[Start Data shown]
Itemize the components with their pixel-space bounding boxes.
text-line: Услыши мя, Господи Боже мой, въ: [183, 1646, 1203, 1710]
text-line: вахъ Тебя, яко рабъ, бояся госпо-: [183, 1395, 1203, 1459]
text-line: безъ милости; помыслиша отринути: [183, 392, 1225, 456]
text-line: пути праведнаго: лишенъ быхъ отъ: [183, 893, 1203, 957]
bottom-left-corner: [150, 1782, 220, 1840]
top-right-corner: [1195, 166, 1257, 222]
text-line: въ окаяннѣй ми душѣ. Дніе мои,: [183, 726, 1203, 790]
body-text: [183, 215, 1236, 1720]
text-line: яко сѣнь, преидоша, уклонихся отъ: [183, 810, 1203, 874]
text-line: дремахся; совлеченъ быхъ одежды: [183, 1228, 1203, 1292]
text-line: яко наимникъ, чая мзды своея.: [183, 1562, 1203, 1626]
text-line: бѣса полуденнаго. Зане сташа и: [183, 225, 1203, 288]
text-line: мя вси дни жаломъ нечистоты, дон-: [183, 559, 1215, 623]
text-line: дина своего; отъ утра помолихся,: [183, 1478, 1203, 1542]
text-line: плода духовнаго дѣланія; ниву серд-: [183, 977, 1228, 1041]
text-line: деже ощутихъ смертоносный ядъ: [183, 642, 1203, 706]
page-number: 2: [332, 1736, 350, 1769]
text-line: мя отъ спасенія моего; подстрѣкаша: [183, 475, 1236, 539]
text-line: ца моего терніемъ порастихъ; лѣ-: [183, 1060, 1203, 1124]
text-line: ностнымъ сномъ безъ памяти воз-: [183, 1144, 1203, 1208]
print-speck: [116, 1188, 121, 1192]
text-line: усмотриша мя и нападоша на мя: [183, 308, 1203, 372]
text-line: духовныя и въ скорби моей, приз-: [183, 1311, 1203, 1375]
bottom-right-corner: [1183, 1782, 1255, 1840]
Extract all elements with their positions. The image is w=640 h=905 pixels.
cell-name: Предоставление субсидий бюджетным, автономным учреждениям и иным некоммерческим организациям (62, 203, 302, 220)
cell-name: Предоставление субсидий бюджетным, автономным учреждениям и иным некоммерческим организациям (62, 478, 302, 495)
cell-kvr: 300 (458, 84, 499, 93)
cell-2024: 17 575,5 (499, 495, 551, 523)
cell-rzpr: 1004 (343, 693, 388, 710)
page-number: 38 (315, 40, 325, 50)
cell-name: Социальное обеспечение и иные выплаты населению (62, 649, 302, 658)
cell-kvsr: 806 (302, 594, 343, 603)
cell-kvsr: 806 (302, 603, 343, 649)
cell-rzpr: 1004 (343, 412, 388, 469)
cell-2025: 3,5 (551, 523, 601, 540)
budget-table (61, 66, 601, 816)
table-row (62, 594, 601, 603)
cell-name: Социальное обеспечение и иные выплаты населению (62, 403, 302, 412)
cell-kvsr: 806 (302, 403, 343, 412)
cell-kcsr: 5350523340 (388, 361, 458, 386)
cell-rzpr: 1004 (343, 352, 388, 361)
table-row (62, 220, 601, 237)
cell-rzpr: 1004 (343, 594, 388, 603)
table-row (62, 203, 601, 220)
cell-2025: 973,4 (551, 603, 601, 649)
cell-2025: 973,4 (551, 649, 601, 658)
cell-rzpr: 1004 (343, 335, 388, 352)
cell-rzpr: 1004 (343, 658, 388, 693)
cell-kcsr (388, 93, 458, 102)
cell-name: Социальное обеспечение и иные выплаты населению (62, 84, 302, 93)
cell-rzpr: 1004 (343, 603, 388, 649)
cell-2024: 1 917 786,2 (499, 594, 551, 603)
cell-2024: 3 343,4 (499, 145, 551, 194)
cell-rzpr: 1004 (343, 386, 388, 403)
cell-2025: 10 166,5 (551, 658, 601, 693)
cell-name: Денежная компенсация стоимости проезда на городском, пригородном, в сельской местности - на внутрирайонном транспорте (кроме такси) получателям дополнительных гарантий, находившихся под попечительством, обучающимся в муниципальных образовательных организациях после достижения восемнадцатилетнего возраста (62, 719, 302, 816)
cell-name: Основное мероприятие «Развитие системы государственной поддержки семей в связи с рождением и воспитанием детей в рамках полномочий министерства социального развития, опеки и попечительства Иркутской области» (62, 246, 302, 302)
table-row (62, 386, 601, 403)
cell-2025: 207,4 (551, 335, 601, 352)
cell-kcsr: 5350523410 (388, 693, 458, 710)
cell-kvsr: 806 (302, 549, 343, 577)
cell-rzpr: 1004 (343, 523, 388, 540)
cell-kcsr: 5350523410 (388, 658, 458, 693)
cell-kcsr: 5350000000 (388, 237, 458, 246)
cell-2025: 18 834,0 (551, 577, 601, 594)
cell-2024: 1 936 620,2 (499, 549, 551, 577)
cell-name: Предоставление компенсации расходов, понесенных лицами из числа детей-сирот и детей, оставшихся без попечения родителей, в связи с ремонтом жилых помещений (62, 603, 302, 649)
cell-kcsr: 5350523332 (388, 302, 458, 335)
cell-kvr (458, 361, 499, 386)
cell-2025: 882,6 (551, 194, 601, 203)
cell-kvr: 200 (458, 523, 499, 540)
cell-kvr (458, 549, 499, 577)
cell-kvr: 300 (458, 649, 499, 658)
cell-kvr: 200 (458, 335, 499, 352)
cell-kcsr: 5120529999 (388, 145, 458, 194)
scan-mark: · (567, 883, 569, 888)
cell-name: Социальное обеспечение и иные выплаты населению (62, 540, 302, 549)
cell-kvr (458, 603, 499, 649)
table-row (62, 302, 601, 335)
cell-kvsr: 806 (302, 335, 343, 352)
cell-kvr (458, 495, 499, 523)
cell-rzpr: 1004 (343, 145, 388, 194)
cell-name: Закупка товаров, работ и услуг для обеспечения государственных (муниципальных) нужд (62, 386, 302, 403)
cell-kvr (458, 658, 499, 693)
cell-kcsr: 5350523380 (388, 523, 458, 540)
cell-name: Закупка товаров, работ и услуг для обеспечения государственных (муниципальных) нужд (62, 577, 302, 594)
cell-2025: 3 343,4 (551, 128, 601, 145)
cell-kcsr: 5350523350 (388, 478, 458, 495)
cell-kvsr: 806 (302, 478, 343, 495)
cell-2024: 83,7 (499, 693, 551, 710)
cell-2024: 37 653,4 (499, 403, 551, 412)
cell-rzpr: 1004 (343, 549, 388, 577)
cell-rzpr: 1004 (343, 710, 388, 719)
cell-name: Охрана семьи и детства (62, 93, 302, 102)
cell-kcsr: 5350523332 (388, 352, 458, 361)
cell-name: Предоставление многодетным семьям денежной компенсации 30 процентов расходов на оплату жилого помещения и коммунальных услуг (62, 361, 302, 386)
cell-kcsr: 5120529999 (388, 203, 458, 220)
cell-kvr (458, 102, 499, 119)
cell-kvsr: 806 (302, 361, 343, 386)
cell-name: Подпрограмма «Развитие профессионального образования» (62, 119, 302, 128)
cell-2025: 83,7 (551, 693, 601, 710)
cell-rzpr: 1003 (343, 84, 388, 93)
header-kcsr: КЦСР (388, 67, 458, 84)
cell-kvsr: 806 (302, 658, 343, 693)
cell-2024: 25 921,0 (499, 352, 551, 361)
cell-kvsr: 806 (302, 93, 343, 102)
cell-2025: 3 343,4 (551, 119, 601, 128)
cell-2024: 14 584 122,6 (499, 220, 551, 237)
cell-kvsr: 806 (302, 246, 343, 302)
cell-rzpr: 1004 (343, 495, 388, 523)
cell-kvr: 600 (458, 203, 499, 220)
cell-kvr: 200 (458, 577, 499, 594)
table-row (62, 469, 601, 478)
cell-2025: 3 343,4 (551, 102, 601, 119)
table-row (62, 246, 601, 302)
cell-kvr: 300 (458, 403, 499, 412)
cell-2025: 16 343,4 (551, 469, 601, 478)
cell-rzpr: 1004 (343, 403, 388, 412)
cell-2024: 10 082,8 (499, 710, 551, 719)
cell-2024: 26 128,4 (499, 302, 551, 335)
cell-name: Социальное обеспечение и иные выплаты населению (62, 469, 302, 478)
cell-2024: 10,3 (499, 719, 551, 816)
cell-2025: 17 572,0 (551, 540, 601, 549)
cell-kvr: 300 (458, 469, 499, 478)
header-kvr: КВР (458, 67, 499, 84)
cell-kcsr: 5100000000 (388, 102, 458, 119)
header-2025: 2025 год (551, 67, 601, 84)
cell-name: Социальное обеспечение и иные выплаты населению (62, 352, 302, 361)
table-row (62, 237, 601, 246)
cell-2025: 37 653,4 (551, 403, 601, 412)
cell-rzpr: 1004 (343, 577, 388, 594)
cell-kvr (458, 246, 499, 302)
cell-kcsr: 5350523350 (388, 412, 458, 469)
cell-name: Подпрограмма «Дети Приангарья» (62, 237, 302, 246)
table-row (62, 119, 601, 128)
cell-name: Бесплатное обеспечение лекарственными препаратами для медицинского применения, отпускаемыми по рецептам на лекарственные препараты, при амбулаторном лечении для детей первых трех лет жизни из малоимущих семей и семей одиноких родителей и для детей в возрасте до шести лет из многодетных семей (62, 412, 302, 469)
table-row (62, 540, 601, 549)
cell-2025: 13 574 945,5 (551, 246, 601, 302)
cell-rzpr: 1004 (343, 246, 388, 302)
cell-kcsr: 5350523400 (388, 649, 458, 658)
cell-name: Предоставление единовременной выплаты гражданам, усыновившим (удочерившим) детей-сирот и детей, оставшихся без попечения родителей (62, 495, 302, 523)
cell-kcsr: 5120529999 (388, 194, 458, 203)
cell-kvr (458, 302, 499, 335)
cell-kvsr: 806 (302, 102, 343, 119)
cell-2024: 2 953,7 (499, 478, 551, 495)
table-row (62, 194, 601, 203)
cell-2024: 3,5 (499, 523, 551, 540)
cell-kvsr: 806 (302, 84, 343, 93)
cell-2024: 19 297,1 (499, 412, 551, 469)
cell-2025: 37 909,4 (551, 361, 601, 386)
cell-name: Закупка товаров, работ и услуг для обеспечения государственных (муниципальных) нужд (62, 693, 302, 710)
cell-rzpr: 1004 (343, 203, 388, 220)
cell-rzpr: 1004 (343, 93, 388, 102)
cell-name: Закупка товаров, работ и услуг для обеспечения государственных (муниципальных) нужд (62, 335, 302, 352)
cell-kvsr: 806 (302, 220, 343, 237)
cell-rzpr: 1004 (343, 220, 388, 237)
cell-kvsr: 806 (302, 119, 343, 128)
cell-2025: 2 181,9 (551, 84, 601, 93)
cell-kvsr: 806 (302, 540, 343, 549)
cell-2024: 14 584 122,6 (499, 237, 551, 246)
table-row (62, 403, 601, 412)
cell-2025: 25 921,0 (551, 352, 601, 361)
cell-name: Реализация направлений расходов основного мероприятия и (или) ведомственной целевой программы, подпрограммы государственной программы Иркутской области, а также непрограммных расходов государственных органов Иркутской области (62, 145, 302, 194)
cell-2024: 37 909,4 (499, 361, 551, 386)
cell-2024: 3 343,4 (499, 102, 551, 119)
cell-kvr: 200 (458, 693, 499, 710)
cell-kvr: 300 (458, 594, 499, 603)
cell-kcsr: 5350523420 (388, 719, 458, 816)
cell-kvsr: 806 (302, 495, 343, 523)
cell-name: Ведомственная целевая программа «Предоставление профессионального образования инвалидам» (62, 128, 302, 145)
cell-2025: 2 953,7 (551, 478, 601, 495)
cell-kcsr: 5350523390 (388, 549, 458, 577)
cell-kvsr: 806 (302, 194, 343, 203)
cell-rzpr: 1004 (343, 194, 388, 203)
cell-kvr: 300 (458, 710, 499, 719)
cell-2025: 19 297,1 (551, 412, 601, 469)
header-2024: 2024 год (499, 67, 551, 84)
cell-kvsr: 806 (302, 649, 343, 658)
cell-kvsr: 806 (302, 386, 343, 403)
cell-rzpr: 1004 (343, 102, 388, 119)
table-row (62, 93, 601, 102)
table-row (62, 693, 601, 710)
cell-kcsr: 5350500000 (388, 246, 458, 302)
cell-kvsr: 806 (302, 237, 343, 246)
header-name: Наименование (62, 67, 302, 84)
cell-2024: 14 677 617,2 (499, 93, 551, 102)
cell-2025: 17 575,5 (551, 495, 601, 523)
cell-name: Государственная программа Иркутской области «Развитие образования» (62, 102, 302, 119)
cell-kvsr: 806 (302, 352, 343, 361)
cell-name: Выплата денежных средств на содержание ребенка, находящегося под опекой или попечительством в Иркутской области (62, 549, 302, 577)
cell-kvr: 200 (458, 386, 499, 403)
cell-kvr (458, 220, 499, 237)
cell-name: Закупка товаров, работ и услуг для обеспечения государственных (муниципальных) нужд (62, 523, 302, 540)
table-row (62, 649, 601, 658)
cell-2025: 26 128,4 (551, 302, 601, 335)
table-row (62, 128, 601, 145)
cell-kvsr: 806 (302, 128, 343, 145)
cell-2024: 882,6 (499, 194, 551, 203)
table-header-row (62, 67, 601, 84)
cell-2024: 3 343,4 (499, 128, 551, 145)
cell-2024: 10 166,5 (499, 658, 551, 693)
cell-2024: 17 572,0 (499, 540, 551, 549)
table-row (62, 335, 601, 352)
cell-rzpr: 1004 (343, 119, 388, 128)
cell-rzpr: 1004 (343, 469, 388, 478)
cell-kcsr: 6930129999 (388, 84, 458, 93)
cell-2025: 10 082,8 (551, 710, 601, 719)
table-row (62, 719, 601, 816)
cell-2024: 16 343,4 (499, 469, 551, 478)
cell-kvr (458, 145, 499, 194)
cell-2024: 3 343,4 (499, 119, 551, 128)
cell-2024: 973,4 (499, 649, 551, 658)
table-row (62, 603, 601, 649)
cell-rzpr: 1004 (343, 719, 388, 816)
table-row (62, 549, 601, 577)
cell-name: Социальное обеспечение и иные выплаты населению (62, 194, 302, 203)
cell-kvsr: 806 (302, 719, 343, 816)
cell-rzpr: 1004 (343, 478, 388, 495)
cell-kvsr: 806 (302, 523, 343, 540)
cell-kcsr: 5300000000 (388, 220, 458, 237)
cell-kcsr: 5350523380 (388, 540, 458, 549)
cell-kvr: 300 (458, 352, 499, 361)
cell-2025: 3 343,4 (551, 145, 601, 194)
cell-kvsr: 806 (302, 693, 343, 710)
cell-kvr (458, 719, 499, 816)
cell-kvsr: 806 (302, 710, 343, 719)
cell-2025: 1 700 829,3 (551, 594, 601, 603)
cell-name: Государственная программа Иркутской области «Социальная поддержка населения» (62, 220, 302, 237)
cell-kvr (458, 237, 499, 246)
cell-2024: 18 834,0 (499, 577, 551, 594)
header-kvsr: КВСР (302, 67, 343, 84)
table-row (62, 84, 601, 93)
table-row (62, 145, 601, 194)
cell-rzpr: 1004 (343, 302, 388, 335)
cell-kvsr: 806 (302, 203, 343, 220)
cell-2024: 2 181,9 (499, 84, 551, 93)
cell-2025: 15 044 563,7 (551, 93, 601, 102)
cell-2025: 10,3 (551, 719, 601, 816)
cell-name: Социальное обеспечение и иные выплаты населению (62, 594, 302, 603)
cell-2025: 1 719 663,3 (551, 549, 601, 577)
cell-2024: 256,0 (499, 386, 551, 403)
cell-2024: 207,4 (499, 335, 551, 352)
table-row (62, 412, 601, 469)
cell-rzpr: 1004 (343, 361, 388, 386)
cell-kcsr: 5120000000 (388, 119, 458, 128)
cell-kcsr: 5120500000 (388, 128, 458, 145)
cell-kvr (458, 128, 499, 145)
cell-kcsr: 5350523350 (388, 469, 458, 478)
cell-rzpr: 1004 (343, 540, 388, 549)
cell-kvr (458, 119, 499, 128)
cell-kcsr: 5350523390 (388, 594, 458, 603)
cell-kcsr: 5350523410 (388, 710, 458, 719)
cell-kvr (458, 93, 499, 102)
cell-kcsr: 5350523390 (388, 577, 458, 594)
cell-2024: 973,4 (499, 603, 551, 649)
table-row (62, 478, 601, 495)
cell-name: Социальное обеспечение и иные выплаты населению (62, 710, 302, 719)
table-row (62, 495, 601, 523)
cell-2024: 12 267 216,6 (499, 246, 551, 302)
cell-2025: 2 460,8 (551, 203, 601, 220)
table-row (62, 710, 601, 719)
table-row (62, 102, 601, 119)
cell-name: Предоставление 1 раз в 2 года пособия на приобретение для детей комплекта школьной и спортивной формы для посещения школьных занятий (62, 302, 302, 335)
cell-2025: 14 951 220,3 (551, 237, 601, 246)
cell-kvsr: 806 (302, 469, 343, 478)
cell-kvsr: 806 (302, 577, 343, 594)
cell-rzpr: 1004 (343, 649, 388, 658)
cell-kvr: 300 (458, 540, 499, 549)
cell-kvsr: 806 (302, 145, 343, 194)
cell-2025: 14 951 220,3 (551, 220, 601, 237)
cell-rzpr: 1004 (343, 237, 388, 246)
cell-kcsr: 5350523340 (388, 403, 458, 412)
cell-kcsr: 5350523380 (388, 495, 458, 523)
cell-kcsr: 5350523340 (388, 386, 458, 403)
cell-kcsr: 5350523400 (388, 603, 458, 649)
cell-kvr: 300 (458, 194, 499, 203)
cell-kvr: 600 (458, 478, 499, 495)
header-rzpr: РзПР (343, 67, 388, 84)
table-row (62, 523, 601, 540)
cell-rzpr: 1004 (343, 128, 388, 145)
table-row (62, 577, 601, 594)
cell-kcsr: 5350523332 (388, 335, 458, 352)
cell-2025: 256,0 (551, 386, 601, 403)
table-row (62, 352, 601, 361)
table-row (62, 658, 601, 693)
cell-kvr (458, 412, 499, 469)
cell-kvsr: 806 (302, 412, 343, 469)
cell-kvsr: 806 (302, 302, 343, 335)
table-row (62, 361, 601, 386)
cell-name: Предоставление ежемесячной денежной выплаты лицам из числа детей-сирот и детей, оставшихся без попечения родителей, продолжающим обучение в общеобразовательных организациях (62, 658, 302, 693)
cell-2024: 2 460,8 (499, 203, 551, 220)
[End Data shown]
Reproduce the entries from the start through the line containing "top-right-corner: [1195, 166, 1257, 222]", copying each line verbatim.

**Output for this task**
Itemize the components with their pixel-space bounding boxes.
text-line: Услыши мя, Господи Боже мой, въ: [183, 1646, 1203, 1710]
text-line: вахъ Тебя, яко рабъ, бояся госпо-: [183, 1395, 1203, 1459]
text-line: безъ милости; помыслиша отринути: [183, 392, 1225, 456]
text-line: пути праведнаго: лишенъ быхъ отъ: [183, 893, 1203, 957]
bottom-left-corner: [150, 1782, 220, 1840]
top-right-corner: [1195, 166, 1257, 222]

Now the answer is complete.